§ What is expected: Your task is to restate the data word for word.

═════ Given information ═════

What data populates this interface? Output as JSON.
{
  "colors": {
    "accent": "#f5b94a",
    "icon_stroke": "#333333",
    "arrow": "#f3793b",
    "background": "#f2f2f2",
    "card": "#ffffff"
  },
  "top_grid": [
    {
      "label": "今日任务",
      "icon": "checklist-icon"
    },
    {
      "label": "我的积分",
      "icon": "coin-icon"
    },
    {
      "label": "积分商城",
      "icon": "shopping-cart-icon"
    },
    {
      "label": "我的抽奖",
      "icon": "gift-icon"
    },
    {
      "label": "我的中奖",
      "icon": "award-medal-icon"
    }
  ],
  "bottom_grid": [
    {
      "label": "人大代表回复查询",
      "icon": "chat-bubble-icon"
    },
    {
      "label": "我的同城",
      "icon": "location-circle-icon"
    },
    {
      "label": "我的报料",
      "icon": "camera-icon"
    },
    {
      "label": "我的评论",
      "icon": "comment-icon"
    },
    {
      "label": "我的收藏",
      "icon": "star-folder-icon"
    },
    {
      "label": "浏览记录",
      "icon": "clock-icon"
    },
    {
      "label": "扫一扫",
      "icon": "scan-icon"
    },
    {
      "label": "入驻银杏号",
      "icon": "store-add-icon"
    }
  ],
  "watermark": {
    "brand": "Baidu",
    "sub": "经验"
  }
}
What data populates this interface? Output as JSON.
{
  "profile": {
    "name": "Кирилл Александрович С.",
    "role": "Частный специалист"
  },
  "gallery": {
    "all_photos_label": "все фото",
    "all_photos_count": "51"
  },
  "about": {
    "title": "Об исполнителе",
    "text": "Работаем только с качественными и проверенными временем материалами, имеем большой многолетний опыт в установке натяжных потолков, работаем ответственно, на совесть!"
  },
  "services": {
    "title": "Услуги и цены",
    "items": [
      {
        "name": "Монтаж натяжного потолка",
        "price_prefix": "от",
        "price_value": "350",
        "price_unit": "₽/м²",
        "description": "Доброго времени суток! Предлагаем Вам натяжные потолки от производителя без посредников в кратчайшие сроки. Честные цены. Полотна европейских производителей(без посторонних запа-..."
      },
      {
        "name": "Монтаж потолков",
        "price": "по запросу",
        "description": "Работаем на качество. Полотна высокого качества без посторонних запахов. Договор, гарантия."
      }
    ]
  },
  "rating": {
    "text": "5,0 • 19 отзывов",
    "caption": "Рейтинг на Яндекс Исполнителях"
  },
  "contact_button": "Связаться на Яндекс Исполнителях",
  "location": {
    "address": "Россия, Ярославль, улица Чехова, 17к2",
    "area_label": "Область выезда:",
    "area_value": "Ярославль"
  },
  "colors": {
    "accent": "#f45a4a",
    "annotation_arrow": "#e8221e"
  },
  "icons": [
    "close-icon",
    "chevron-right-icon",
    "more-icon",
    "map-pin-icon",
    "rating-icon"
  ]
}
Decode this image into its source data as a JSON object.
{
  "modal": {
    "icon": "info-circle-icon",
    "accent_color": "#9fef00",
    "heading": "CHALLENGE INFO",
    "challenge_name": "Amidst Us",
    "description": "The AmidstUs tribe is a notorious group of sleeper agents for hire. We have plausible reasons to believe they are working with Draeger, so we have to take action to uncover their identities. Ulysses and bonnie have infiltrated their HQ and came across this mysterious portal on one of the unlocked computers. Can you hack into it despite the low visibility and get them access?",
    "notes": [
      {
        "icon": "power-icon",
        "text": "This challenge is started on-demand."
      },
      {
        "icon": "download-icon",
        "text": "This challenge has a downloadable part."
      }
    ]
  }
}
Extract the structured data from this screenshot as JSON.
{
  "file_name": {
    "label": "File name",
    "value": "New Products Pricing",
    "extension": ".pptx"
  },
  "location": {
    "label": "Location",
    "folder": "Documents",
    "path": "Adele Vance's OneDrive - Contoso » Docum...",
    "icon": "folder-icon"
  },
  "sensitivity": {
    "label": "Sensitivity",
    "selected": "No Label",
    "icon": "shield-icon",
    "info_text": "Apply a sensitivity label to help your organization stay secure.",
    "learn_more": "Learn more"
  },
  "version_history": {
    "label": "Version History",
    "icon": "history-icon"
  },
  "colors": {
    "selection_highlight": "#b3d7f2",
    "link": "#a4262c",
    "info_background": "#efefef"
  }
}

═════

§ Solution for this task:
What data populates this interface? Output as JSON.
{
  "colors": {
    "accent": "#f5b94a",
    "icon_stroke": "#333333",
    "arrow": "#f3793b",
    "background": "#f2f2f2",
    "card": "#ffffff"
  },
  "top_grid": [
    {
      "label": "今日任务",
      "icon": "checklist-icon"
    },
    {
      "label": "我的积分",
      "icon": "coin-icon"
    },
    {
      "label": "积分商城",
      "icon": "shopping-cart-icon"
    },
    {
      "label": "我的抽奖",
      "icon": "gift-icon"
    },
    {
      "label": "我的中奖",
      "icon": "award-medal-icon"
    }
  ],
  "bottom_grid": [
    {
      "label": "人大代表回复查询",
      "icon": "chat-bubble-icon"
    },
    {
      "label": "我的同城",
      "icon": "location-circle-icon"
    },
    {
      "label": "我的报料",
      "icon": "camera-icon"
    },
    {
      "label": "我的评论",
      "icon": "comment-icon"
    },
    {
      "label": "我的收藏",
      "icon": "star-folder-icon"
    },
    {
      "label": "浏览记录",
      "icon": "clock-icon"
    },
    {
      "label": "扫一扫",
      "icon": "scan-icon"
    },
    {
      "label": "入驻银杏号",
      "icon": "store-add-icon"
    }
  ],
  "watermark": {
    "brand": "Baidu",
    "sub": "经验"
  }
}
What data populates this interface? Output as JSON.
{
  "profile": {
    "name": "Кирилл Александрович С.",
    "role": "Частный специалист"
  },
  "gallery": {
    "all_photos_label": "все фото",
    "all_photos_count": "51"
  },
  "about": {
    "title": "Об исполнителе",
    "text": "Работаем только с качественными и проверенными временем материалами, имеем большой многолетний опыт в установке натяжных потолков, работаем ответственно, на совесть!"
  },
  "services": {
    "title": "Услуги и цены",
    "items": [
      {
        "name": "Монтаж натяжного потолка",
        "price_prefix": "от",
        "price_value": "350",
        "price_unit": "₽/м²",
        "description": "Доброго времени суток! Предлагаем Вам натяжные потолки от производителя без посредников в кратчайшие сроки. Честные цены. Полотна европейских производителей(без посторонних запа-..."
      },
      {
        "name": "Монтаж потолков",
        "price": "по запросу",
        "description": "Работаем на качество. Полотна высокого качества без посторонних запахов. Договор, гарантия."
      }
    ]
  },
  "rating": {
    "text": "5,0 • 19 отзывов",
    "caption": "Рейтинг на Яндекс Исполнителях"
  },
  "contact_button": "Связаться на Яндекс Исполнителях",
  "location": {
    "address": "Россия, Ярославль, улица Чехова, 17к2",
    "area_label": "Область выезда:",
    "area_value": "Ярославль"
  },
  "colors": {
    "accent": "#f45a4a",
    "annotation_arrow": "#e8221e"
  },
  "icons": [
    "close-icon",
    "chevron-right-icon",
    "more-icon",
    "map-pin-icon",
    "rating-icon"
  ]
}
Decode this image into its source data as a JSON object.
{
  "modal": {
    "icon": "info-circle-icon",
    "accent_color": "#9fef00",
    "heading": "CHALLENGE INFO",
    "challenge_name": "Amidst Us",
    "description": "The AmidstUs tribe is a notorious group of sleeper agents for hire. We have plausible reasons to believe they are working with Draeger, so we have to take action to uncover their identities. Ulysses and bonnie have infiltrated their HQ and came across this mysterious portal on one of the unlocked computers. Can you hack into it despite the low visibility and get them access?",
    "notes": [
      {
        "icon": "power-icon",
        "text": "This challenge is started on-demand."
      },
      {
        "icon": "download-icon",
        "text": "This challenge has a downloadable part."
      }
    ]
  }
}
Extract the structured data from this screenshot as JSON.
{
  "file_name": {
    "label": "File name",
    "value": "New Products Pricing",
    "extension": ".pptx"
  },
  "location": {
    "label": "Location",
    "folder": "Documents",
    "path": "Adele Vance's OneDrive - Contoso » Docum...",
    "icon": "folder-icon"
  },
  "sensitivity": {
    "label": "Sensitivity",
    "selected": "No Label",
    "icon": "shield-icon",
    "info_text": "Apply a sensitivity label to help your organization stay secure.",
    "learn_more": "Learn more"
  },
  "version_history": {
    "label": "Version History",
    "icon": "history-icon"
  },
  "colors": {
    "selection_highlight": "#b3d7f2",
    "link": "#a4262c",
    "info_background": "#efefef"
  }
}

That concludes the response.